# [WHAT TO WORK ON]
Reproduce all entries precisely, down to the last character.

--- BEGIN MATERIAL TO PROCESS ---

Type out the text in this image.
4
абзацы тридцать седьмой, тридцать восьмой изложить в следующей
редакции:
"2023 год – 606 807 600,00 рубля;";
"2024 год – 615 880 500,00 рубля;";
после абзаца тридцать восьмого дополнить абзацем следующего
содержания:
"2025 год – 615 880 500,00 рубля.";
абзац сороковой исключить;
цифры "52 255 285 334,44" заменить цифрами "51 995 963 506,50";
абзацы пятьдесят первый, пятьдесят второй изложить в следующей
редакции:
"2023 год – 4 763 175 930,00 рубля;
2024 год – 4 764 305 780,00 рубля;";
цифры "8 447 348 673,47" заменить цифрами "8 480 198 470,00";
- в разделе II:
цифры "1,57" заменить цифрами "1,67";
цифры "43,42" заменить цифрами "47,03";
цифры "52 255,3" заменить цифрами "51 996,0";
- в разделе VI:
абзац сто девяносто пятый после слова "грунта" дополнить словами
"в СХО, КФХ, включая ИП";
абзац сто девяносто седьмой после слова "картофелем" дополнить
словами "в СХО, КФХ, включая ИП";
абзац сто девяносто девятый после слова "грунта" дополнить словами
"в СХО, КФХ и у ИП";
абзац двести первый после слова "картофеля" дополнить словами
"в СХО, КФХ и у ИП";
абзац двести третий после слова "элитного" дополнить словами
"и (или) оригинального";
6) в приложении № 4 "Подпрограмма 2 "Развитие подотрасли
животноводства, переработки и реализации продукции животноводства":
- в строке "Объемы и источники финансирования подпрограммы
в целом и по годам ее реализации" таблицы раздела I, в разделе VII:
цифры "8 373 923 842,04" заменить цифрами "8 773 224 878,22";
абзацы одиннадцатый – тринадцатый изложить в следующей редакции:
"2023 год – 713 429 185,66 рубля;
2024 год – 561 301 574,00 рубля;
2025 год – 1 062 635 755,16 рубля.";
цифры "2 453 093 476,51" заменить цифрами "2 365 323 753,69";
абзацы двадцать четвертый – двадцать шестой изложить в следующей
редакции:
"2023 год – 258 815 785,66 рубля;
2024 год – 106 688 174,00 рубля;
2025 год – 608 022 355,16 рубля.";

--- END MATERIAL TO PROCESS ---

# [EXERCISE OUTPUT]
Type out the text in this image.
4
абзацы тридцать седьмой, тридцать восьмой изложить в следующей
редакции:
"2023 год – 606 807 600,00 рубля;";
"2024 год – 615 880 500,00 рубля;";
после абзаца тридцать восьмого дополнить абзацем следующего
содержания:
"2025 год – 615 880 500,00 рубля.";
абзац сороковой исключить;
цифры "52 255 285 334,44" заменить цифрами "51 995 963 506,50";
абзацы пятьдесят первый, пятьдесят второй изложить в следующей
редакции:
"2023 год – 4 763 175 930,00 рубля;
2024 год – 4 764 305 780,00 рубля;";
цифры "8 447 348 673,47" заменить цифрами "8 480 198 470,00";
- в разделе II:
цифры "1,57" заменить цифрами "1,67";
цифры "43,42" заменить цифрами "47,03";
цифры "52 255,3" заменить цифрами "51 996,0";
- в разделе VI:
абзац сто девяносто пятый после слова "грунта" дополнить словами
"в СХО, КФХ, включая ИП";
абзац сто девяносто седьмой после слова "картофелем" дополнить
словами "в СХО, КФХ, включая ИП";
абзац сто девяносто девятый после слова "грунта" дополнить словами
"в СХО, КФХ и у ИП";
абзац двести первый после слова "картофеля" дополнить словами
"в СХО, КФХ и у ИП";
абзац двести третий после слова "элитного" дополнить словами
"и (или) оригинального";
6) в приложении № 4 "Подпрограмма 2 "Развитие подотрасли
животноводства, переработки и реализации продукции животноводства":
- в строке "Объемы и источники финансирования подпрограммы
в целом и по годам ее реализации" таблицы раздела I, в разделе VII:
цифры "8 373 923 842,04" заменить цифрами "8 773 224 878,22";
абзацы одиннадцатый – тринадцатый изложить в следующей редакции:
"2023 год – 713 429 185,66 рубля;
2024 год – 561 301 574,00 рубля;
2025 год – 1 062 635 755,16 рубля.";
цифры "2 453 093 476,51" заменить цифрами "2 365 323 753,69";
абзацы двадцать четвертый – двадцать шестой изложить в следующей
редакции:
"2023 год – 258 815 785,66 рубля;
2024 год – 106 688 174,00 рубля;
2025 год – 608 022 355,16 рубля.";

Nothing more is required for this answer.